DATASET ROWS:

++++++++++

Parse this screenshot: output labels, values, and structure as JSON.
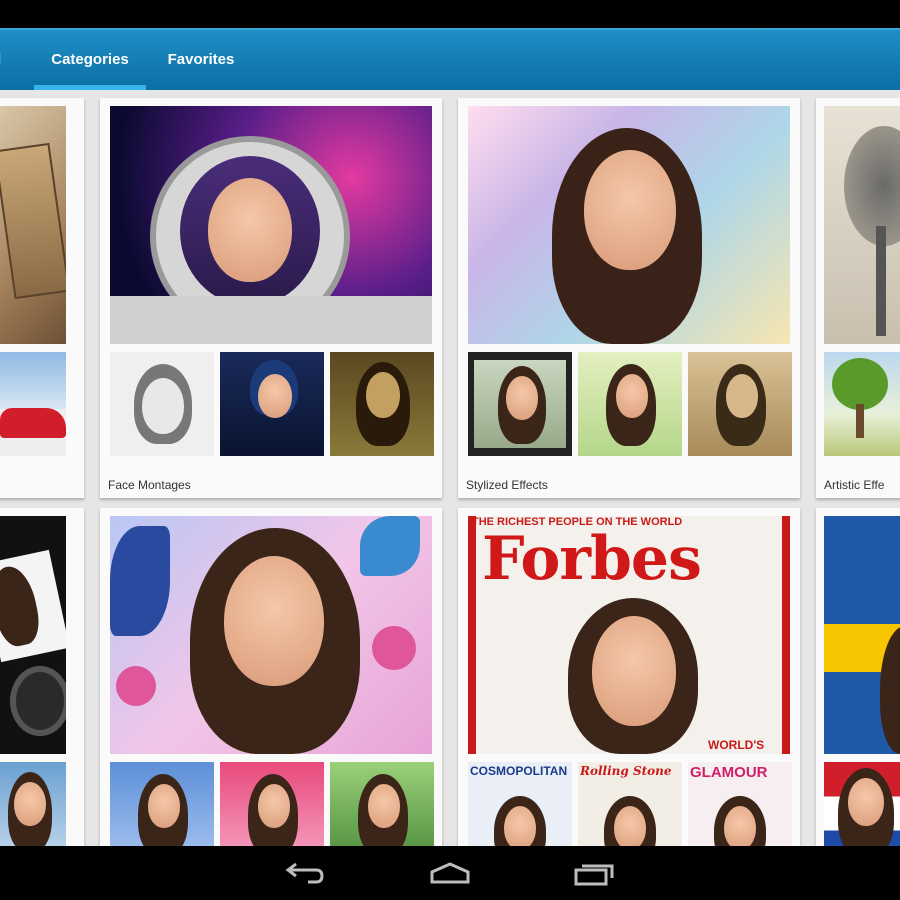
{
  "tabs": [
    {
      "label": "d"
    },
    {
      "label": "Categories",
      "selected": true
    },
    {
      "label": "Favorites"
    }
  ],
  "cards": [
    {
      "label": ""
    },
    {
      "label": "Face Montages"
    },
    {
      "label": "Stylized Effects"
    },
    {
      "label": "Artistic Effe"
    },
    {
      "label": ""
    },
    {
      "label": ""
    },
    {
      "label": ""
    },
    {
      "label": ""
    }
  ],
  "magazines": {
    "forbes_banner": "THE RICHEST PEOPLE ON THE WORLD",
    "forbes_title": "Forbes",
    "forbes_worlds": "WORLD'S",
    "thumb1": "COSMOPOLITAN",
    "thumb2": "Rolling Stone",
    "thumb3": "GLAMOUR"
  },
  "nav": {
    "back": "back-icon",
    "home": "home-icon",
    "recents": "recents-icon"
  },
  "colors": {
    "accent": "#36b5ea",
    "tab_bar": "#0b6ea4",
    "background": "#e6e6e6"
  }
}
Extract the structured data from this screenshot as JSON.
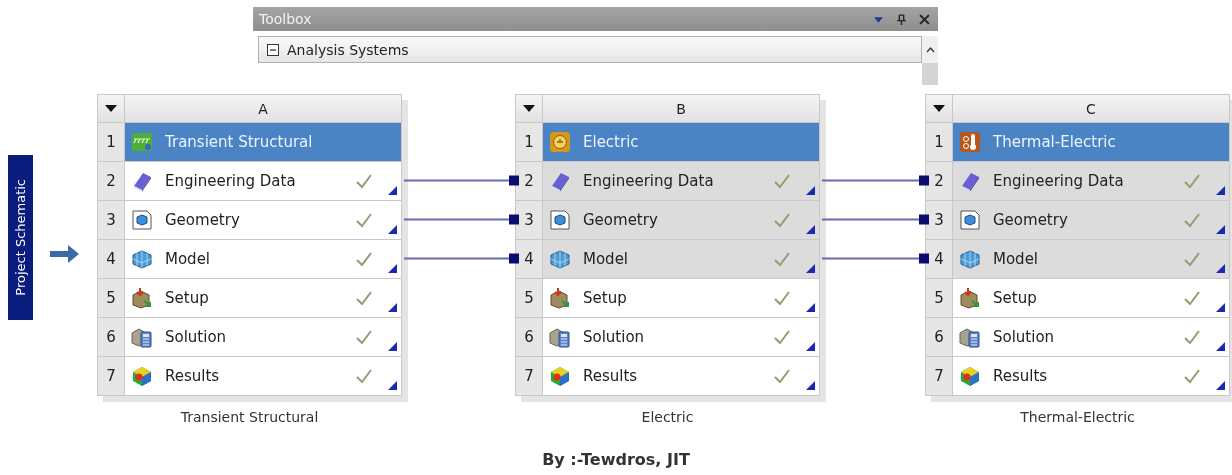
{
  "toolbox": {
    "title": "Toolbox",
    "section": {
      "label": "Analysis Systems",
      "expanded": true
    }
  },
  "side_tab": {
    "label": "Project Schematic"
  },
  "systems": [
    {
      "column": "A",
      "number": "1",
      "title": "Transient Structural",
      "kind": "structural",
      "caption": "Transient Structural",
      "cells": [
        {
          "number": "2",
          "label": "Engineering Data",
          "kind": "engineering-data",
          "complete": true,
          "linked": false
        },
        {
          "number": "3",
          "label": "Geometry",
          "kind": "geometry",
          "complete": true,
          "linked": false
        },
        {
          "number": "4",
          "label": "Model",
          "kind": "model",
          "complete": true,
          "linked": false
        },
        {
          "number": "5",
          "label": "Setup",
          "kind": "setup",
          "complete": true,
          "linked": false
        },
        {
          "number": "6",
          "label": "Solution",
          "kind": "solution",
          "complete": true,
          "linked": false
        },
        {
          "number": "7",
          "label": "Results",
          "kind": "results",
          "complete": true,
          "linked": false
        }
      ]
    },
    {
      "column": "B",
      "number": "1",
      "title": "Electric",
      "kind": "electric",
      "caption": "Electric",
      "cells": [
        {
          "number": "2",
          "label": "Engineering Data",
          "kind": "engineering-data",
          "complete": true,
          "linked": true
        },
        {
          "number": "3",
          "label": "Geometry",
          "kind": "geometry",
          "complete": true,
          "linked": true
        },
        {
          "number": "4",
          "label": "Model",
          "kind": "model",
          "complete": true,
          "linked": true
        },
        {
          "number": "5",
          "label": "Setup",
          "kind": "setup",
          "complete": true,
          "linked": false
        },
        {
          "number": "6",
          "label": "Solution",
          "kind": "solution",
          "complete": true,
          "linked": false
        },
        {
          "number": "7",
          "label": "Results",
          "kind": "results",
          "complete": true,
          "linked": false
        }
      ]
    },
    {
      "column": "C",
      "number": "1",
      "title": "Thermal-Electric",
      "kind": "thermal-electric",
      "caption": "Thermal-Electric",
      "cells": [
        {
          "number": "2",
          "label": "Engineering Data",
          "kind": "engineering-data",
          "complete": true,
          "linked": true
        },
        {
          "number": "3",
          "label": "Geometry",
          "kind": "geometry",
          "complete": true,
          "linked": true
        },
        {
          "number": "4",
          "label": "Model",
          "kind": "model",
          "complete": true,
          "linked": true
        },
        {
          "number": "5",
          "label": "Setup",
          "kind": "setup",
          "complete": true,
          "linked": false
        },
        {
          "number": "6",
          "label": "Solution",
          "kind": "solution",
          "complete": true,
          "linked": false
        },
        {
          "number": "7",
          "label": "Results",
          "kind": "results",
          "complete": true,
          "linked": false
        }
      ]
    }
  ],
  "footer": "By :-Tewdros, JIT"
}
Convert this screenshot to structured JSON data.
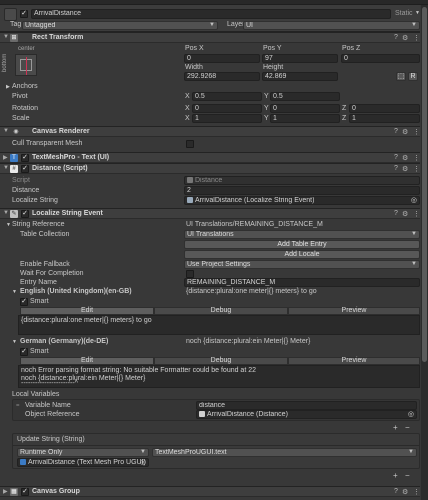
{
  "object": {
    "name": "ArrivalDistance",
    "static_label": "Static",
    "tag_label": "Tag",
    "tag_value": "Untagged",
    "layer_label": "Layer",
    "layer_value": "UI"
  },
  "rect_transform": {
    "title": "Rect Transform",
    "anchor_h": "center",
    "anchor_v": "bottom",
    "pos_x_label": "Pos X",
    "pos_x": "0",
    "pos_y_label": "Pos Y",
    "pos_y": "97",
    "pos_z_label": "Pos Z",
    "pos_z": "0",
    "width_label": "Width",
    "width": "292.9268",
    "height_label": "Height",
    "height": "42.869",
    "anchors_label": "Anchors",
    "pivot_label": "Pivot",
    "pivot_x": "0.5",
    "pivot_y": "0.5",
    "rotation_label": "Rotation",
    "rot_x": "0",
    "rot_y": "0",
    "rot_z": "0",
    "scale_label": "Scale",
    "scale_x": "1",
    "scale_y": "1",
    "scale_z": "1",
    "x": "X",
    "y": "Y",
    "z": "Z",
    "blueprint_btn": "⬚",
    "raw_btn": "R"
  },
  "canvas_renderer": {
    "title": "Canvas Renderer",
    "cull_label": "Cull Transparent Mesh"
  },
  "textmeshpro": {
    "title": "TextMeshPro - Text (UI)"
  },
  "distance_script": {
    "title": "Distance (Script)",
    "script_label": "Script",
    "script_value": "Distance",
    "distance_label": "Distance",
    "distance_value": "2",
    "localize_label": "Localize String",
    "localize_value": "ArrivalDistance (Localize String Event)"
  },
  "localize_event": {
    "title": "Localize String Event",
    "string_ref_label": "String Reference",
    "string_ref_value": "UI Translations/REMAINING_DISTANCE_M",
    "table_collection_label": "Table Collection",
    "table_collection_value": "UI Translations",
    "add_table_entry": "Add Table Entry",
    "add_locale": "Add Locale",
    "enable_fallback_label": "Enable Fallback",
    "enable_fallback_value": "Use Project Settings",
    "wait_label": "Wait For Completion",
    "entry_name_label": "Entry Name",
    "entry_name_value": "REMAINING_DISTANCE_M",
    "english": {
      "label": "English (United Kingdom)(en-GB)",
      "preview": "{distance:plural:one meter|{} meters} to go",
      "smart": "Smart",
      "tab_edit": "Edit",
      "tab_debug": "Debug",
      "tab_preview": "Preview",
      "text": "{distance:plural:one meter|{} meters} to go"
    },
    "german": {
      "label": "German (Germany)(de-DE)",
      "preview": "noch {distance:plural:ein Meter|{} Meter}",
      "smart": "Smart",
      "tab_edit": "Edit",
      "tab_debug": "Debug",
      "tab_preview": "Preview",
      "line1": "noch Error parsing format string: No suitable Formatter could be found at 22",
      "line2": "noch {distance:plural:ein Meter|{} Meter}",
      "line3": "-----------------------^"
    },
    "local_vars": {
      "label": "Local Variables",
      "var_name_label": "Variable Name",
      "var_name_value": "distance",
      "obj_ref_label": "Object Reference",
      "obj_ref_value": "ArrivalDistance (Distance)",
      "plus": "+",
      "minus": "−"
    },
    "update_string": {
      "label": "Update String (String)",
      "runtime_value": "Runtime Only",
      "method_value": "TextMeshProUGUI.text",
      "target_value": "ArrivalDistance (Text Mesh Pro UGUI)",
      "plus": "+",
      "minus": "−"
    }
  },
  "canvas_group": {
    "title": "Canvas Group"
  },
  "icons": {
    "settings": "⚙",
    "more": "⋮",
    "help": "?"
  }
}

++++++++++

BRIEF:
Reproduce the material in its entirety and word for word, without the pictures.

EXERCISE ANSWER:
Parse this screenshot: output labels, values, and structure as JSON.
{
  "tabs": [
    {
      "label": "d"
    },
    {
      "label": "Categories",
      "selected": true
    },
    {
      "label": "Favorites"
    }
  ],
  "cards": [
    {
      "label": ""
    },
    {
      "label": "Face Montages"
    },
    {
      "label": "Stylized Effects"
    },
    {
      "label": "Artistic Effe"
    },
    {
      "label": ""
    },
    {
      "label": ""
    },
    {
      "label": ""
    },
    {
      "label": ""
    }
  ],
  "magazines": {
    "forbes_banner": "THE RICHEST PEOPLE ON THE WORLD",
    "forbes_title": "Forbes",
    "forbes_worlds": "WORLD'S",
    "thumb1": "COSMOPOLITAN",
    "thumb2": "Rolling Stone",
    "thumb3": "GLAMOUR"
  },
  "nav": {
    "back": "back-icon",
    "home": "home-icon",
    "recents": "recents-icon"
  },
  "colors": {
    "accent": "#36b5ea",
    "tab_bar": "#0b6ea4",
    "background": "#e6e6e6"
  }
}
Extract the structured data from this screenshot as JSON.
{
  "toolbox": {
    "title": "Toolbox",
    "section": {
      "label": "Analysis Systems",
      "expanded": true
    }
  },
  "side_tab": {
    "label": "Project Schematic"
  },
  "systems": [
    {
      "column": "A",
      "number": "1",
      "title": "Transient Structural",
      "kind": "structural",
      "caption": "Transient Structural",
      "cells": [
        {
          "number": "2",
          "label": "Engineering Data",
          "kind": "engineering-data",
          "complete": true,
          "linked": false
        },
        {
          "number": "3",
          "label": "Geometry",
          "kind": "geometry",
          "complete": true,
          "linked": false
        },
        {
          "number": "4",
          "label": "Model",
          "kind": "model",
          "complete": true,
          "linked": false
        },
        {
          "number": "5",
          "label": "Setup",
          "kind": "setup",
          "complete": true,
          "linked": false
        },
        {
          "number": "6",
          "label": "Solution",
          "kind": "solution",
          "complete": true,
          "linked": false
        },
        {
          "number": "7",
          "label": "Results",
          "kind": "results",
          "complete": true,
          "linked": false
        }
      ]
    },
    {
      "column": "B",
      "number": "1",
      "title": "Electric",
      "kind": "electric",
      "caption": "Electric",
      "cells": [
        {
          "number": "2",
          "label": "Engineering Data",
          "kind": "engineering-data",
          "complete": true,
          "linked": true
        },
        {
          "number": "3",
          "label": "Geometry",
          "kind": "geometry",
          "complete": true,
          "linked": true
        },
        {
          "number": "4",
          "label": "Model",
          "kind": "model",
          "complete": true,
          "linked": true
        },
        {
          "number": "5",
          "label": "Setup",
          "kind": "setup",
          "complete": true,
          "linked": false
        },
        {
          "number": "6",
          "label": "Solution",
          "kind": "solution",
          "complete": true,
          "linked": false
        },
        {
          "number": "7",
          "label": "Results",
          "kind": "results",
          "complete": true,
          "linked": false
        }
      ]
    },
    {
      "column": "C",
      "number": "1",
      "title": "Thermal-Electric",
      "kind": "thermal-electric",
      "caption": "Thermal-Electric",
      "cells": [
        {
          "number": "2",
          "label": "Engineering Data",
          "kind": "engineering-data",
          "complete": true,
          "linked": true
        },
        {
          "number": "3",
          "label": "Geometry",
          "kind": "geometry",
          "complete": true,
          "linked": true
        },
        {
          "number": "4",
          "label": "Model",
          "kind": "model",
          "complete": true,
          "linked": true
        },
        {
          "number": "5",
          "label": "Setup",
          "kind": "setup",
          "complete": true,
          "linked": false
        },
        {
          "number": "6",
          "label": "Solution",
          "kind": "solution",
          "complete": true,
          "linked": false
        },
        {
          "number": "7",
          "label": "Results",
          "kind": "results",
          "complete": true,
          "linked": false
        }
      ]
    }
  ],
  "footer": "By :-Tewdros, JIT"
}
Convert this screenshot to structured JSON data.
{
  "object": {
    "name": "ArrivalDistance",
    "static_label": "Static",
    "tag_label": "Tag",
    "tag_value": "Untagged",
    "layer_label": "Layer",
    "layer_value": "UI"
  },
  "rect_transform": {
    "title": "Rect Transform",
    "anchor_h": "center",
    "anchor_v": "bottom",
    "pos_x_label": "Pos X",
    "pos_x": "0",
    "pos_y_label": "Pos Y",
    "pos_y": "97",
    "pos_z_label": "Pos Z",
    "pos_z": "0",
    "width_label": "Width",
    "width": "292.9268",
    "height_label": "Height",
    "height": "42.869",
    "anchors_label": "Anchors",
    "pivot_label": "Pivot",
    "pivot_x": "0.5",
    "pivot_y": "0.5",
    "rotation_label": "Rotation",
    "rot_x": "0",
    "rot_y": "0",
    "rot_z": "0",
    "scale_label": "Scale",
    "scale_x": "1",
    "scale_y": "1",
    "scale_z": "1",
    "x": "X",
    "y": "Y",
    "z": "Z",
    "blueprint_btn": "⬚",
    "raw_btn": "R"
  },
  "canvas_renderer": {
    "title": "Canvas Renderer",
    "cull_label": "Cull Transparent Mesh"
  },
  "textmeshpro": {
    "title": "TextMeshPro - Text (UI)"
  },
  "distance_script": {
    "title": "Distance (Script)",
    "script_label": "Script",
    "script_value": "Distance",
    "distance_label": "Distance",
    "distance_value": "2",
    "localize_label": "Localize String",
    "localize_value": "ArrivalDistance (Localize String Event)"
  },
  "localize_event": {
    "title": "Localize String Event",
    "string_ref_label": "String Reference",
    "string_ref_value": "UI Translations/REMAINING_DISTANCE_M",
    "table_collection_label": "Table Collection",
    "table_collection_value": "UI Translations",
    "add_table_entry": "Add Table Entry",
    "add_locale": "Add Locale",
    "enable_fallback_label": "Enable Fallback",
    "enable_fallback_value": "Use Project Settings",
    "wait_label": "Wait For Completion",
    "entry_name_label": "Entry Name",
    "entry_name_value": "REMAINING_DISTANCE_M",
    "english": {
      "label": "English (United Kingdom)(en-GB)",
      "preview": "{distance:plural:one meter|{} meters} to go",
      "smart": "Smart",
      "tab_edit": "Edit",
      "tab_debug": "Debug",
      "tab_preview": "Preview",
      "text": "{distance:plural:one meter|{} meters} to go"
    },
    "german": {
      "label": "German (Germany)(de-DE)",
      "preview": "noch {distance:plural:ein Meter|{} Meter}",
      "smart": "Smart",
      "tab_edit": "Edit",
      "tab_debug": "Debug",
      "tab_preview": "Preview",
      "line1": "noch Error parsing format string: No suitable Formatter could be found at 22",
      "line2": "noch {distance:plural:ein Meter|{} Meter}",
      "line3": "-----------------------^"
    },
    "local_vars": {
      "label": "Local Variables",
      "var_name_label": "Variable Name",
      "var_name_value": "distance",
      "obj_ref_label": "Object Reference",
      "obj_ref_value": "ArrivalDistance (Distance)",
      "plus": "+",
      "minus": "−"
    },
    "update_string": {
      "label": "Update String (String)",
      "runtime_value": "Runtime Only",
      "method_value": "TextMeshProUGUI.text",
      "target_value": "ArrivalDistance (Text Mesh Pro UGUI)",
      "plus": "+",
      "minus": "−"
    }
  },
  "canvas_group": {
    "title": "Canvas Group"
  },
  "icons": {
    "settings": "⚙",
    "more": "⋮",
    "help": "?"
  }
}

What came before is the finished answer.